**What to do:**
A – How many workers were unemployed in Ohio in May 2022, according to the Ohio unemployment report?
B – From the Ohio unemployment report, extract the passage that begins at the words "Employment in goods-producing" and stops after "and logging (+100).".
C – Continue the Ohio unemployment report from the point where it stops.

(Page excerpt begins)

COLUMBUS, Ohio — Ohio’s unemployment rate was 3.9% in May 2022, down from 4.0% in April 2022, the Ohio Department of Job and Family Services stated in a news release Friday.
Ohio’s nonagricultural wage and salary employment increased 4,800 over the month, from a revised 5,474,700 in April to 5,479,500 in May 2022.
The number of workers unemployed in Ohio in May was 226,000, down from 233,000 in April. The number of unemployed has decreased by 86,000 in the past 12 months from 312,000. The May unemployment rate for Ohio decreased from 5.4% in May 2021.
The U.S. unemployment rate for May 2022 was 3.6%, unchanged from April 2022 and down from 5.8% in May 2021.
In May 2022, the labor force participation rate in Ohio was 62.0%, up from 61.8% in April 2022 and up from 61.7% in May 2021.
During the same period, the national labor force participation rate was 62.3%, up from 62.2% in April 2022 and up from 61.6% in May 2021, the state reports.
Ohio’s nonagricultural wage and salary employment increased 4,800 over the month, from a revised 5,474,700 in April to 5,479,500 in May, according to the latest business establishment survey conducted by the U.S. Department of Labor (Bureau of Labor Statistics) in cooperation with the ODJFS release stated.
Employment in goods-producing industries, at 922,200, decreased 5,400 over the month as losses in construction (-3,700) and manufacturing (-1,800) surpassed gains in mining and logging (+100).

(Page excerpt ends)
(Available data begins)

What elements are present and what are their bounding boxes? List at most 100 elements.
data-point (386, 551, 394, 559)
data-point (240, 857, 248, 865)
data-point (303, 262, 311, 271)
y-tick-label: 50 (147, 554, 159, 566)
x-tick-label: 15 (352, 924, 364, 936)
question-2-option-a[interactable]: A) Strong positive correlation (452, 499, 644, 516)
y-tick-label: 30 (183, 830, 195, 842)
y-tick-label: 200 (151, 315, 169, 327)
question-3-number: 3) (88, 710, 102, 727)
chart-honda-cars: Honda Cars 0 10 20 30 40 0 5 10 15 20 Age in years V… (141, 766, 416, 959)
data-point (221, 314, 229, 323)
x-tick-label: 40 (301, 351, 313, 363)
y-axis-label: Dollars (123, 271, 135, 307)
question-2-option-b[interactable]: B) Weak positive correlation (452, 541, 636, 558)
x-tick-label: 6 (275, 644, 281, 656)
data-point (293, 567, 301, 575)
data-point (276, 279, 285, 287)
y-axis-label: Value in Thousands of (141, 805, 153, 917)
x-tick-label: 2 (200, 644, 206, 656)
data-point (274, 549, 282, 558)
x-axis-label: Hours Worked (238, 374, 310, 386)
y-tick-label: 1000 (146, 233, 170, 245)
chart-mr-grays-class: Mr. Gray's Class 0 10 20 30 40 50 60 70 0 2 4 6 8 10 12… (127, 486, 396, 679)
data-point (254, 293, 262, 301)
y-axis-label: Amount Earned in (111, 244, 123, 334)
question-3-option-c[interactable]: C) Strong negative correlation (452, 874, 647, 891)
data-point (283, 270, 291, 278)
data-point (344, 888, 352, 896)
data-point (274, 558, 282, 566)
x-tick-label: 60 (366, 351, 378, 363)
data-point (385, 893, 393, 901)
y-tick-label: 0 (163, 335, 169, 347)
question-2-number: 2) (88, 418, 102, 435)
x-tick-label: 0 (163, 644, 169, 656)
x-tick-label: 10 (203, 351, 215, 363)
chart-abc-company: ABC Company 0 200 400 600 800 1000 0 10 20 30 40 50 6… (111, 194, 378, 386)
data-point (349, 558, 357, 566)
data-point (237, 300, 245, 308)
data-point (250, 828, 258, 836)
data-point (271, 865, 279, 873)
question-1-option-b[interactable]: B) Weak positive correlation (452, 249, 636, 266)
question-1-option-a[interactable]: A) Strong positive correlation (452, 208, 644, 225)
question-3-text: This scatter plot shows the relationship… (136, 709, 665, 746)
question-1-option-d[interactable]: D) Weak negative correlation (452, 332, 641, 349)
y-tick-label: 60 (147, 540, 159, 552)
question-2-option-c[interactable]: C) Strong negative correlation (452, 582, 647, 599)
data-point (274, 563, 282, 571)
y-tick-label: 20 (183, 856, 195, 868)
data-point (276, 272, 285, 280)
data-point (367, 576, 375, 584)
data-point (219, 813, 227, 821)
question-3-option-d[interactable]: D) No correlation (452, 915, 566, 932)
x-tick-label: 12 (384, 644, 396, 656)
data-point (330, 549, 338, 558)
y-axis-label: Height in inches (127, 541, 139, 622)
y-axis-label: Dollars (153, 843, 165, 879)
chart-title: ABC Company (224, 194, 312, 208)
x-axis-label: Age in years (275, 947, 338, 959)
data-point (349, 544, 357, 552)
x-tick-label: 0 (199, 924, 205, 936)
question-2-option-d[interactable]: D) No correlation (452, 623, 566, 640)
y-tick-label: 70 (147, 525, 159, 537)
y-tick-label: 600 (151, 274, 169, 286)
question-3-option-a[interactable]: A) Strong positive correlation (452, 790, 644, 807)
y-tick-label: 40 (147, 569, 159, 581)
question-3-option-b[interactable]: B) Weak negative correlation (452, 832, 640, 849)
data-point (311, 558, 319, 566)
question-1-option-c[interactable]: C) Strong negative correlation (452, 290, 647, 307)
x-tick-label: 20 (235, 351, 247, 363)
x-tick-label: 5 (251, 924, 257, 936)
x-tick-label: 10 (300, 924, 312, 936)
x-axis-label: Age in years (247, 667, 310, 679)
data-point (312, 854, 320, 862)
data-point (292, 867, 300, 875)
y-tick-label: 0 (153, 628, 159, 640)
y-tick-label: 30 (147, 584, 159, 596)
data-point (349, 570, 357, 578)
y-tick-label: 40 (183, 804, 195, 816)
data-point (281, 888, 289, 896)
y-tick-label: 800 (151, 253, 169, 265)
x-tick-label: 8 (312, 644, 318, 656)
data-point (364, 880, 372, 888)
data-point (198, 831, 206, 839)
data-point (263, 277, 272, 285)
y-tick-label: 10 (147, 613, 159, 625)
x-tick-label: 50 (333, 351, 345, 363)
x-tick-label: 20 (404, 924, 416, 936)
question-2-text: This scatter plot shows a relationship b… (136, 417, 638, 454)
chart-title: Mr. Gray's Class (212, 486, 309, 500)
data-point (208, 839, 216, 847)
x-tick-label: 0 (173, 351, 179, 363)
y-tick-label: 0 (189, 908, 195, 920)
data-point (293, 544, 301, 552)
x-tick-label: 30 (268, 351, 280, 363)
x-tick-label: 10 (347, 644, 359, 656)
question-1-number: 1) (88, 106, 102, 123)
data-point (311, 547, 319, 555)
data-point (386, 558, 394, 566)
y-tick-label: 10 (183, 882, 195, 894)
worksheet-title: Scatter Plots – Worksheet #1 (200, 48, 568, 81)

(Available data ends)

**Written responses:**
A – 226,000

B –
Employment in goods-producing industries, at 922,200, decreased 5,400 over the month as losses in construction (-3,700) and manufacturing (-1,800) surpassed gains in mining and logging (+100).

C –
The private service-providing sector, at 3,800,400, increased 7,000 as gains in leisure and hospitality (+4,700); educational and health services (+3,300); trade, transportation, and utilities (+1,700); information (+1,200); and other services (+1,000) exceeded losses in professional and business services (-4,900).
Financial activities did not change over the month.
Government employment, at 756,900, increased 3,200 as gains in local (+2,000) and state (+1,400) government outpaced losses in federal government (-200).
From May 2021 to May 2022, nonagricultural wage and salary employment increased 121,400.
Employment in goods-producing industries increased 29,800.
Manufacturing added 18,000 jobs in durable goods (+10,400) and nondurable goods (+7,600).
Construction added 11,500 jobs while mining and logging gained 300.
Employment in the private service-providing sector increased 87,600 as gains in leisure and hospitality (+49,100); trade, transportation, and utilities (+26,300); other services (+9,000); professional and business services (+5,600); information (+4,900); and financial activities (+100) outweighed losses in educational and health services (-7,400).
Government employment increased 4,000 as gains in local government (+5,400) surpassed losses in state (-1,300) and federal (-100) government.